_Exercise goal_
Of all the lines in the material, how many include the word "n점검해"? Give only the number.

◇ ◇ ◇ ◇ ◇

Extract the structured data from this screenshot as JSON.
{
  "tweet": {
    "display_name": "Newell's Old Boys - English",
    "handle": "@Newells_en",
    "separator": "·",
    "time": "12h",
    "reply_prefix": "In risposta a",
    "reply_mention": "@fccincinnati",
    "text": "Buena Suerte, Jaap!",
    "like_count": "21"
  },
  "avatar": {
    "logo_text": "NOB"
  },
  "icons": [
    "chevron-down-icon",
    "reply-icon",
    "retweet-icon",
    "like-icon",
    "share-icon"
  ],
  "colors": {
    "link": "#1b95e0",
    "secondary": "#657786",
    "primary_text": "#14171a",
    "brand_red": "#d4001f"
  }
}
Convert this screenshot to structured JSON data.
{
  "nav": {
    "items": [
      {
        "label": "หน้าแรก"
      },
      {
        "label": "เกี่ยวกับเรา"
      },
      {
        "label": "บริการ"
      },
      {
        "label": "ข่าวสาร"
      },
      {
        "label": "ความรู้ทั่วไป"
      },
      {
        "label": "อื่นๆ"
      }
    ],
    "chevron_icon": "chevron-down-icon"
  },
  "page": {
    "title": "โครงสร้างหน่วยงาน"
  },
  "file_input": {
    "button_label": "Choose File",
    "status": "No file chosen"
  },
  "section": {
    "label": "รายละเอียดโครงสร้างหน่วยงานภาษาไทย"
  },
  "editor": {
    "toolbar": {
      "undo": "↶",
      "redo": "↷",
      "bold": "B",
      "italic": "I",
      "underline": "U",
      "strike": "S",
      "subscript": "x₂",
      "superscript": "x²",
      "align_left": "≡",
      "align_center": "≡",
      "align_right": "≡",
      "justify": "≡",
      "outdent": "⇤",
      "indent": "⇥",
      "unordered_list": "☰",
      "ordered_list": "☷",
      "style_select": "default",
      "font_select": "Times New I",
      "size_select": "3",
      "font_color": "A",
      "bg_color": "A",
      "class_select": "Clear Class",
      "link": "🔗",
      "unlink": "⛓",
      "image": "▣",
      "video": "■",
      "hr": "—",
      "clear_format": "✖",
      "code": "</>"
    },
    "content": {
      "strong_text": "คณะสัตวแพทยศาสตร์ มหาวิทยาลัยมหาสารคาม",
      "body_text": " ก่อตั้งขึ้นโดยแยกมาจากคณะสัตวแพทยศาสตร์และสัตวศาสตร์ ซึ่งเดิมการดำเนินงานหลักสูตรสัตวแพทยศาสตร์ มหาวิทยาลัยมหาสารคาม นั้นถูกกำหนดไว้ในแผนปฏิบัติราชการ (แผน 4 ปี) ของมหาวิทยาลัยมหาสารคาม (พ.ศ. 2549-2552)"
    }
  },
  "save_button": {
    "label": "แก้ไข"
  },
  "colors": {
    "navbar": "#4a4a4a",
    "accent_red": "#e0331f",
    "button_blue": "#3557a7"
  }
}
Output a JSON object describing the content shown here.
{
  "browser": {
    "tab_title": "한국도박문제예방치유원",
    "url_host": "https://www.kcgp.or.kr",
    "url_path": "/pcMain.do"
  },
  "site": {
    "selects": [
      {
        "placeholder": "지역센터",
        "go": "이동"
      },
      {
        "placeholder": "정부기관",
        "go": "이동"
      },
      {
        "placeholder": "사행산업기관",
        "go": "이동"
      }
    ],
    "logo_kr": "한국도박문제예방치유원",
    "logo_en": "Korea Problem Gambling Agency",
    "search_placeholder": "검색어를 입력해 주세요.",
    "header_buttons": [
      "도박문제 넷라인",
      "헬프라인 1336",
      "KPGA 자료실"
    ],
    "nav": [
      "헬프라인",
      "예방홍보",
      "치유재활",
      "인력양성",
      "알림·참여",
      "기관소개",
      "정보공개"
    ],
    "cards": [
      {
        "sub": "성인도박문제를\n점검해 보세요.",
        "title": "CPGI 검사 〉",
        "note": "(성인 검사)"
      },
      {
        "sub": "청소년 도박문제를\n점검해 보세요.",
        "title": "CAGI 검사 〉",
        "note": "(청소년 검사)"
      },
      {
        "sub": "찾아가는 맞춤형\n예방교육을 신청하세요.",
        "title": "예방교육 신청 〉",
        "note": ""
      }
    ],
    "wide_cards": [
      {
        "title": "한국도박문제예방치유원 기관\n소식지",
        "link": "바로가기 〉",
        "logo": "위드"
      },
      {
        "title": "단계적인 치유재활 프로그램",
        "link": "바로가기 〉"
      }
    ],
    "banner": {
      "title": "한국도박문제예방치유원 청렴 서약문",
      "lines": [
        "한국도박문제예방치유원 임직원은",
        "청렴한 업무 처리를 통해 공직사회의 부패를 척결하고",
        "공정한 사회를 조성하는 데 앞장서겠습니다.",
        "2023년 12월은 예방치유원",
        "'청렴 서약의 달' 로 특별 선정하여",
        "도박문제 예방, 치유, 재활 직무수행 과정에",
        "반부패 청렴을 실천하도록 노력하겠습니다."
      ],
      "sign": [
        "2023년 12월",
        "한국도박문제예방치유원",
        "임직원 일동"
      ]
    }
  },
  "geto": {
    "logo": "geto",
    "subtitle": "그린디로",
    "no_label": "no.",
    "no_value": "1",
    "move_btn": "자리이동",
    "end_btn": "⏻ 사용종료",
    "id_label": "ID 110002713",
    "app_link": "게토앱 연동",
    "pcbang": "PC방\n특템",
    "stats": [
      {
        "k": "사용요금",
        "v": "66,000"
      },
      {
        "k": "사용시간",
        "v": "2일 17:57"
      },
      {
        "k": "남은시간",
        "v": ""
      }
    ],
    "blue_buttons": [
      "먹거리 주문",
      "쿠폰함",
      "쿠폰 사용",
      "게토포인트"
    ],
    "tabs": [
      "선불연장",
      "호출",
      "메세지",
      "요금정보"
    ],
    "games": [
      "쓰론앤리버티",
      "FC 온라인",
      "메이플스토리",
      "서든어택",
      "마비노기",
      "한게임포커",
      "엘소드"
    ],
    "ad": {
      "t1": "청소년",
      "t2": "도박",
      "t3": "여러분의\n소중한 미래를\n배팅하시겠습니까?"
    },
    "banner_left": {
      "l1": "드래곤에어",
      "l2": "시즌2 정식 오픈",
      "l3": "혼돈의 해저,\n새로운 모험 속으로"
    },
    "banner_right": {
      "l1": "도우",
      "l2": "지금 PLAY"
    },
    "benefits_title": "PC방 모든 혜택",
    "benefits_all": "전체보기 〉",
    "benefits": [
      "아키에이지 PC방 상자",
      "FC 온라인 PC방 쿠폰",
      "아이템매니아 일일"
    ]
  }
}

◇ ◇ ◇ ◇ ◇

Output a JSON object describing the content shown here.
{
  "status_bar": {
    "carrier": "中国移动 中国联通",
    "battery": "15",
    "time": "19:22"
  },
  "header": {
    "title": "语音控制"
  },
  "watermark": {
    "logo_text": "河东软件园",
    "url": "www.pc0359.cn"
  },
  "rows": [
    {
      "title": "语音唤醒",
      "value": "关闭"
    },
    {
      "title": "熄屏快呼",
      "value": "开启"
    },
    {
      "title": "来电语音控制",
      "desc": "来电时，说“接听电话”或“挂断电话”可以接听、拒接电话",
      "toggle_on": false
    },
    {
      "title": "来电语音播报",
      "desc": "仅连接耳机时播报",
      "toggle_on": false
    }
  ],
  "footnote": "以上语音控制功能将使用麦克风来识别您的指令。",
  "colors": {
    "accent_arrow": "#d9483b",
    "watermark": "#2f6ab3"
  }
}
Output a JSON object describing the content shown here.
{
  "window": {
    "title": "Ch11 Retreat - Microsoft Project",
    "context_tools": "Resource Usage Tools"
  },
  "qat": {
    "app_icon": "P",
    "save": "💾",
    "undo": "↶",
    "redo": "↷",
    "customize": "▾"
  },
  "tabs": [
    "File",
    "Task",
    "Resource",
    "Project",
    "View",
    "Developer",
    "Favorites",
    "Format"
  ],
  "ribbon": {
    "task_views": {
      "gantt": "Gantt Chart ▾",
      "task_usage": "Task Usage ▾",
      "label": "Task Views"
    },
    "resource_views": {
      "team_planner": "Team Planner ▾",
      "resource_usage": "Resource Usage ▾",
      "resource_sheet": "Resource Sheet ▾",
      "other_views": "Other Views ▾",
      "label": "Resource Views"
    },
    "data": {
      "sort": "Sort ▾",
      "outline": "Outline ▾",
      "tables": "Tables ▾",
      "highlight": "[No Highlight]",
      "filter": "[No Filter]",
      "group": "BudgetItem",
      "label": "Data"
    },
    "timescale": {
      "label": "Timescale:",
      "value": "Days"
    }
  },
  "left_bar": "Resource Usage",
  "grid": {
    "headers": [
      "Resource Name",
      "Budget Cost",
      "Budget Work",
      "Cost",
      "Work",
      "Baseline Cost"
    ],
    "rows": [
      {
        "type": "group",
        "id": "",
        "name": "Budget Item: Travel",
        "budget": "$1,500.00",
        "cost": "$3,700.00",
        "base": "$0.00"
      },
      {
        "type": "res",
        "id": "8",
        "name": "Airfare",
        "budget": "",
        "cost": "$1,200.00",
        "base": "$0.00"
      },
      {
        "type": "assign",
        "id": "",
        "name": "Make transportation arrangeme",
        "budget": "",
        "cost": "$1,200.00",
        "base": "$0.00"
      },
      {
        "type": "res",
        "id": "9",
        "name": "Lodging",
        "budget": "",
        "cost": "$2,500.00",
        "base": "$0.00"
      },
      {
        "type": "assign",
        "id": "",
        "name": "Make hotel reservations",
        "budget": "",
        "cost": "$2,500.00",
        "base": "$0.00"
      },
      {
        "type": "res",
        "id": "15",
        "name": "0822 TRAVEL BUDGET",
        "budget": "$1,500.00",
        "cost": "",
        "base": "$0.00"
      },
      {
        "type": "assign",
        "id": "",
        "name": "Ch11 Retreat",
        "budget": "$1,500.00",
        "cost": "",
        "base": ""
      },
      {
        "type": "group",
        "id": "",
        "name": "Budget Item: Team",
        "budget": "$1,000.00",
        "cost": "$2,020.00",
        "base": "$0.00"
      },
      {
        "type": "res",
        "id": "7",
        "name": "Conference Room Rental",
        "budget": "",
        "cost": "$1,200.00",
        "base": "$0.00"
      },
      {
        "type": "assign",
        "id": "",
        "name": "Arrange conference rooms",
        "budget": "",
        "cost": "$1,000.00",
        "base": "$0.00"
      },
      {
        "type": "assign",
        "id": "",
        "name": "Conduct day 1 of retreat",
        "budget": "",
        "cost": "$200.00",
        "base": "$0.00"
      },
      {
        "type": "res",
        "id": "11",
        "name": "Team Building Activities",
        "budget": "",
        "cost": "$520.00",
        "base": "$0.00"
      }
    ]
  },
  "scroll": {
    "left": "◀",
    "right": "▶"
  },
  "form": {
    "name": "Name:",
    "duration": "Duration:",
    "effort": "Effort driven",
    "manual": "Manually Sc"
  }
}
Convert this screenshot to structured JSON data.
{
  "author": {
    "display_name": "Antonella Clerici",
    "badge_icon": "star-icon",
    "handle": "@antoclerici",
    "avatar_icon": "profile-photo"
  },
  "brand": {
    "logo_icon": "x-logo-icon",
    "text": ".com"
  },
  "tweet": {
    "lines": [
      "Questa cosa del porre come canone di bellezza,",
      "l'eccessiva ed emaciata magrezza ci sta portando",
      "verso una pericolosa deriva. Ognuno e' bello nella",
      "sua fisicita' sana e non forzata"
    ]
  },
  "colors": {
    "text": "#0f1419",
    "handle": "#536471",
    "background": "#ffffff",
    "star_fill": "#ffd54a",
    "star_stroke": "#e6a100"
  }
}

◇ ◇ ◇ ◇ ◇

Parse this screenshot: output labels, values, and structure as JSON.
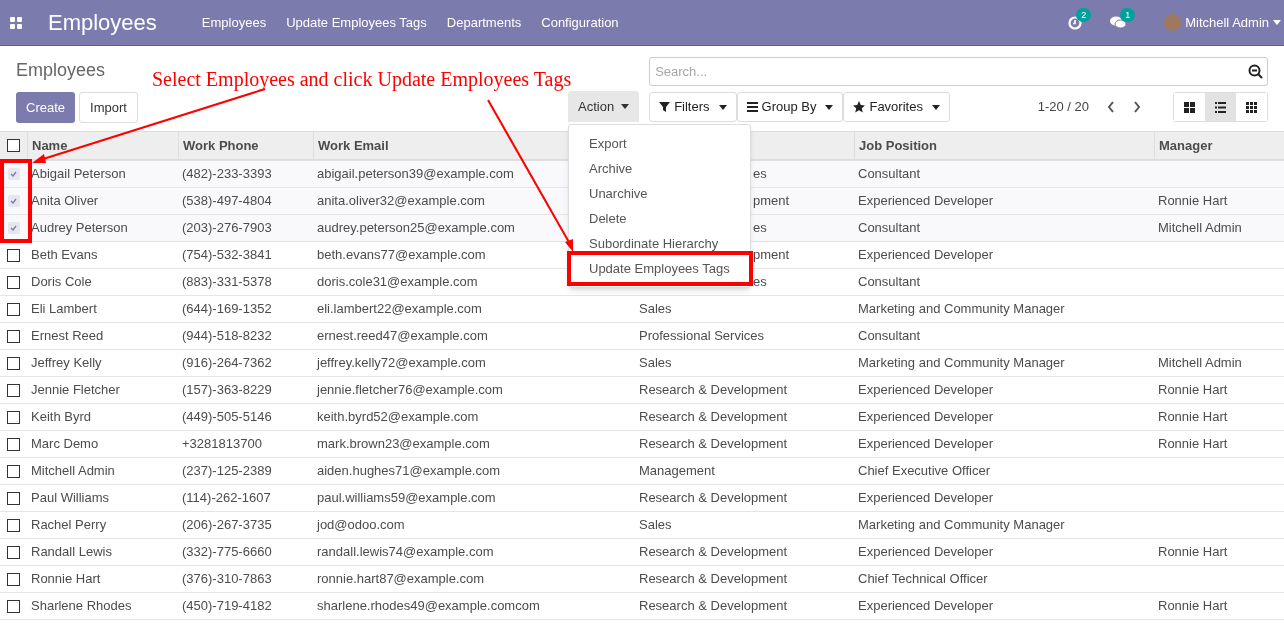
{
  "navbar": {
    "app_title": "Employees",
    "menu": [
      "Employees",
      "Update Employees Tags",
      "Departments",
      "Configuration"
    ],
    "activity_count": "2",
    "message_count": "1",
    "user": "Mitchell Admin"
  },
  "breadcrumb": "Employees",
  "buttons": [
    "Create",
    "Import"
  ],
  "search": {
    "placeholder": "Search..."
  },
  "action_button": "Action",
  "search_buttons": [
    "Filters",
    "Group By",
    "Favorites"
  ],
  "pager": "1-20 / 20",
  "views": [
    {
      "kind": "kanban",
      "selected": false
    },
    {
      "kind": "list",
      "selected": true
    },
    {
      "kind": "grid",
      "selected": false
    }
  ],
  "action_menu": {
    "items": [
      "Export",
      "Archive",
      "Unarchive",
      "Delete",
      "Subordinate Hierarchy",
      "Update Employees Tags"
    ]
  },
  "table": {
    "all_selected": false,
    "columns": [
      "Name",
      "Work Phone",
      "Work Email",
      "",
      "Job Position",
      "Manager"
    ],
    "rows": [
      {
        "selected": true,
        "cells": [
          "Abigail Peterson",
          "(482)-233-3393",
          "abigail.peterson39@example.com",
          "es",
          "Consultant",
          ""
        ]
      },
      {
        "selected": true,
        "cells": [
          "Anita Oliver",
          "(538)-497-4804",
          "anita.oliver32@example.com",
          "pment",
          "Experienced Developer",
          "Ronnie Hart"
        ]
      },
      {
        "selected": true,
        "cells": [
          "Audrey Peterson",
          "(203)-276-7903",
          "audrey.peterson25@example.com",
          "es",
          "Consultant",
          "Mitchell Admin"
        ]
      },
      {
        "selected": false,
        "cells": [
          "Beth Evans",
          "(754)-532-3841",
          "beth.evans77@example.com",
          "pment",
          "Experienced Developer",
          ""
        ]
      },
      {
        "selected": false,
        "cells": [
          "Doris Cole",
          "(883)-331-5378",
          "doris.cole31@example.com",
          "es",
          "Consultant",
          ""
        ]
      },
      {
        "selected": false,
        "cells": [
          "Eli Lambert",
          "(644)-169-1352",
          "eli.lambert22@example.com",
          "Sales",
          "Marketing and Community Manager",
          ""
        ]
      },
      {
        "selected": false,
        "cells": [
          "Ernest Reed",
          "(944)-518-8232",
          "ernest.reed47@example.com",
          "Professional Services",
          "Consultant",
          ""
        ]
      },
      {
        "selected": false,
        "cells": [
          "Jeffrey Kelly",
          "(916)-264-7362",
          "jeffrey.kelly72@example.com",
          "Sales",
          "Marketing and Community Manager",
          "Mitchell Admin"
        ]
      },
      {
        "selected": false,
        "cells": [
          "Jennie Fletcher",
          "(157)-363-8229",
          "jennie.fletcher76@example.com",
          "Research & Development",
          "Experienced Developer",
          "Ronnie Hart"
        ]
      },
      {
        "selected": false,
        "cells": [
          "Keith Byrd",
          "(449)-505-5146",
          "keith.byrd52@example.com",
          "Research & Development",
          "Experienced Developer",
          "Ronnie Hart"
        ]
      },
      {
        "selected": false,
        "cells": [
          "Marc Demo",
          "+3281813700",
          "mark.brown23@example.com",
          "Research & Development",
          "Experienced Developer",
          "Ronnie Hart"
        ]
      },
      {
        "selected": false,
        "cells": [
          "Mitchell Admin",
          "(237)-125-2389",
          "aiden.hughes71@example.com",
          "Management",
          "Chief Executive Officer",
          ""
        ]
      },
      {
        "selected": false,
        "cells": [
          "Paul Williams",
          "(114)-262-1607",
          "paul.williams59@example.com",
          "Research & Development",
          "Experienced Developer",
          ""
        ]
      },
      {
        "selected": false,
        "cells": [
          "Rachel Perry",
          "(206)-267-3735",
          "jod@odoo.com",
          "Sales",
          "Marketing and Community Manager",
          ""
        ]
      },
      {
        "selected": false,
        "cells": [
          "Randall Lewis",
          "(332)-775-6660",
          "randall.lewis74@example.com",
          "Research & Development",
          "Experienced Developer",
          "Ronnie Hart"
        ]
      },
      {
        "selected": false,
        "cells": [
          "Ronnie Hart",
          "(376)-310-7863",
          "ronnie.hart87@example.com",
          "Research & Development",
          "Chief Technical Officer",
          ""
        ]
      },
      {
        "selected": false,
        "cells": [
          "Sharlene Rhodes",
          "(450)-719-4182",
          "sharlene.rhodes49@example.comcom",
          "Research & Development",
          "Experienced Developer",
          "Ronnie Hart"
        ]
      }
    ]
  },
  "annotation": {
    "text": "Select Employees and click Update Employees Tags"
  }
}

◇ ◇ ◇ ◇ ◇

_Output for this task_
2